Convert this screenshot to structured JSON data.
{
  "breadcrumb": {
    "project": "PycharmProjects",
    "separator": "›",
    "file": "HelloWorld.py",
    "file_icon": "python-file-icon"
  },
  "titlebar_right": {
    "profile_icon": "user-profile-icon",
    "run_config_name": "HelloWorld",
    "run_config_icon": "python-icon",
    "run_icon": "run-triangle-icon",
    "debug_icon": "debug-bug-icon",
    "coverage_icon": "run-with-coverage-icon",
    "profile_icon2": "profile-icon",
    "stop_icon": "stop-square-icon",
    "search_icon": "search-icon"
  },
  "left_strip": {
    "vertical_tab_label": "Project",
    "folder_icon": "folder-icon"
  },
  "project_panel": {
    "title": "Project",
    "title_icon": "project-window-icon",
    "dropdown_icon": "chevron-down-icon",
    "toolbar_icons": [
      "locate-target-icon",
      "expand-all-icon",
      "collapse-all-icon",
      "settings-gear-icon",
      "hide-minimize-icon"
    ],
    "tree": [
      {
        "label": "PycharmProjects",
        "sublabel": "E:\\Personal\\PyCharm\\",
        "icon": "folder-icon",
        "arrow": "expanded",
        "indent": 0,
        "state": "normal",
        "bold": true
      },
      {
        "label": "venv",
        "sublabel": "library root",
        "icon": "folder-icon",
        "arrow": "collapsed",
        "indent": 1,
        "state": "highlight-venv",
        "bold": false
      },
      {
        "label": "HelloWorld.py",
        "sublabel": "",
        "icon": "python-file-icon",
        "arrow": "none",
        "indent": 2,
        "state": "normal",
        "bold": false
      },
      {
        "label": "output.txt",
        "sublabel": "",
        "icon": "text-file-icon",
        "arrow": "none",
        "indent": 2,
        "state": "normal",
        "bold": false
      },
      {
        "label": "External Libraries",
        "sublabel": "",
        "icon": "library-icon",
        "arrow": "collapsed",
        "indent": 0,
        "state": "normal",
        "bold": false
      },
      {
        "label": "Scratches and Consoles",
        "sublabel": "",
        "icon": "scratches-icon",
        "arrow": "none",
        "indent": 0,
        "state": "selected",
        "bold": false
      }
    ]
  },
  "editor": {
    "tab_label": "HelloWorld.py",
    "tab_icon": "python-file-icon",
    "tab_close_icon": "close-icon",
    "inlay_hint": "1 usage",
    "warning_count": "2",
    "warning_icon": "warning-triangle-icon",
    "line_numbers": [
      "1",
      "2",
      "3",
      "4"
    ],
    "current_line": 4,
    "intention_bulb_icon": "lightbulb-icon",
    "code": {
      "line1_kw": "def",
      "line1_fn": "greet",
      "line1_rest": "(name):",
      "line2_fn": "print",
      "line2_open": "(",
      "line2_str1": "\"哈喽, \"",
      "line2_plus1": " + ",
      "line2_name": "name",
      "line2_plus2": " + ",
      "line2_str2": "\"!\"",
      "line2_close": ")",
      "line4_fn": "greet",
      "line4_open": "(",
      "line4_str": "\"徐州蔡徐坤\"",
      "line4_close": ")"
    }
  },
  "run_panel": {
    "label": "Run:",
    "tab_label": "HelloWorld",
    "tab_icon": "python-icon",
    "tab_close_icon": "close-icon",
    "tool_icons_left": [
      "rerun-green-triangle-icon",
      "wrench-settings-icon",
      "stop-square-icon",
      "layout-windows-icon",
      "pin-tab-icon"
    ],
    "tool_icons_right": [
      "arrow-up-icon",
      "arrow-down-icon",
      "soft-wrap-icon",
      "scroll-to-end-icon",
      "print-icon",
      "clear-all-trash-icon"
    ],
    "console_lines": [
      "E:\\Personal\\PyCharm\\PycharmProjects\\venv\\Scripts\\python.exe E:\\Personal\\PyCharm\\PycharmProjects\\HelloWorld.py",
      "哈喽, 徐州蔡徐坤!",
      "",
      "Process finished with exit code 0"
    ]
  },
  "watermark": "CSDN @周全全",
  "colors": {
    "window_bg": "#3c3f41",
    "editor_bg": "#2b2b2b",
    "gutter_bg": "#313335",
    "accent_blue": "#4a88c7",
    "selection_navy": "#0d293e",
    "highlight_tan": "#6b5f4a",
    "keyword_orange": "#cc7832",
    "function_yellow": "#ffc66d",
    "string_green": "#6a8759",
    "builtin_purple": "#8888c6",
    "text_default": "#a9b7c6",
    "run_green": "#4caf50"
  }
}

━━━━━━

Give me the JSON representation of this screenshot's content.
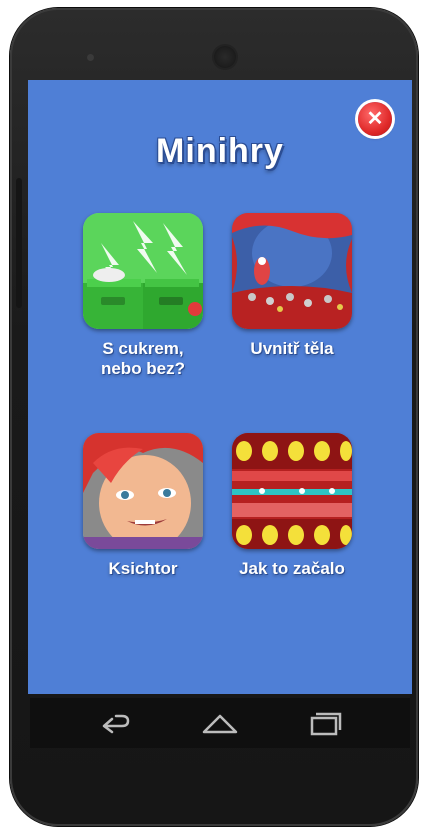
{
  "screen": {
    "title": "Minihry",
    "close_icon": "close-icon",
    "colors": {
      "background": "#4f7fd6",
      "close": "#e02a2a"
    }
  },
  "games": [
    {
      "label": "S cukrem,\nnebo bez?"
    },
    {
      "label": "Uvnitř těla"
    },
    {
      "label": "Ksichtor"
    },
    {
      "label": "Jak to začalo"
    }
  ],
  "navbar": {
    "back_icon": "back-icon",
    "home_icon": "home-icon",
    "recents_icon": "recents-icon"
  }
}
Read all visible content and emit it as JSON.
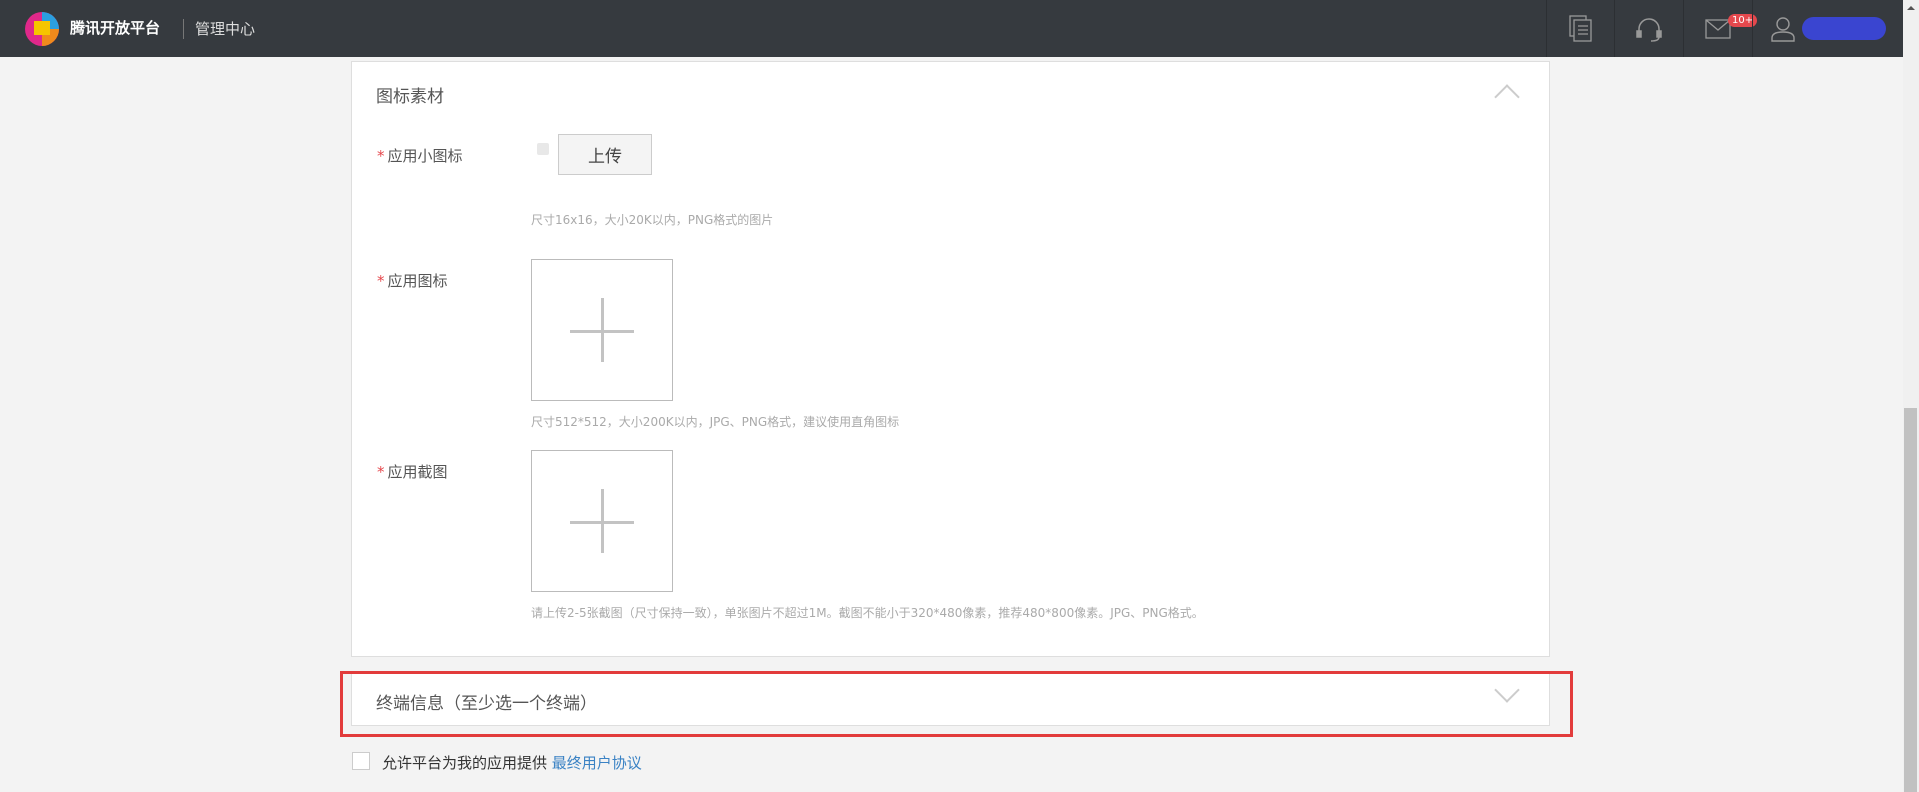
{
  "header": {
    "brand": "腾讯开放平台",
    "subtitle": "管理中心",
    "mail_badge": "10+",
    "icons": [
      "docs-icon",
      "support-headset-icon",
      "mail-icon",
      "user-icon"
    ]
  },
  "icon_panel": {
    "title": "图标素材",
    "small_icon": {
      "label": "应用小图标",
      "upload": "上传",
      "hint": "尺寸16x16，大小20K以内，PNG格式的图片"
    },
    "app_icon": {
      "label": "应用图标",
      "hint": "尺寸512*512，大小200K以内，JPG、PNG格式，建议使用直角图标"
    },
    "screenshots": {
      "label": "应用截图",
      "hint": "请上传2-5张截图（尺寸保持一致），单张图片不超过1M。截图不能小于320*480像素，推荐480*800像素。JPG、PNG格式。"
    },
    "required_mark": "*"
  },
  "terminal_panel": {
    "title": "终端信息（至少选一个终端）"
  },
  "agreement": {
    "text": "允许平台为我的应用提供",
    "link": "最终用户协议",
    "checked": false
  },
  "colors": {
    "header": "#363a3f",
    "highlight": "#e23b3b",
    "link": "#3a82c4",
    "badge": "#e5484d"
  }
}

━━━━━━

Find the lines holding "stop" and list every one.

| The output |
    "stop_icon": "stop-square-icon",
      "stop-square-icon",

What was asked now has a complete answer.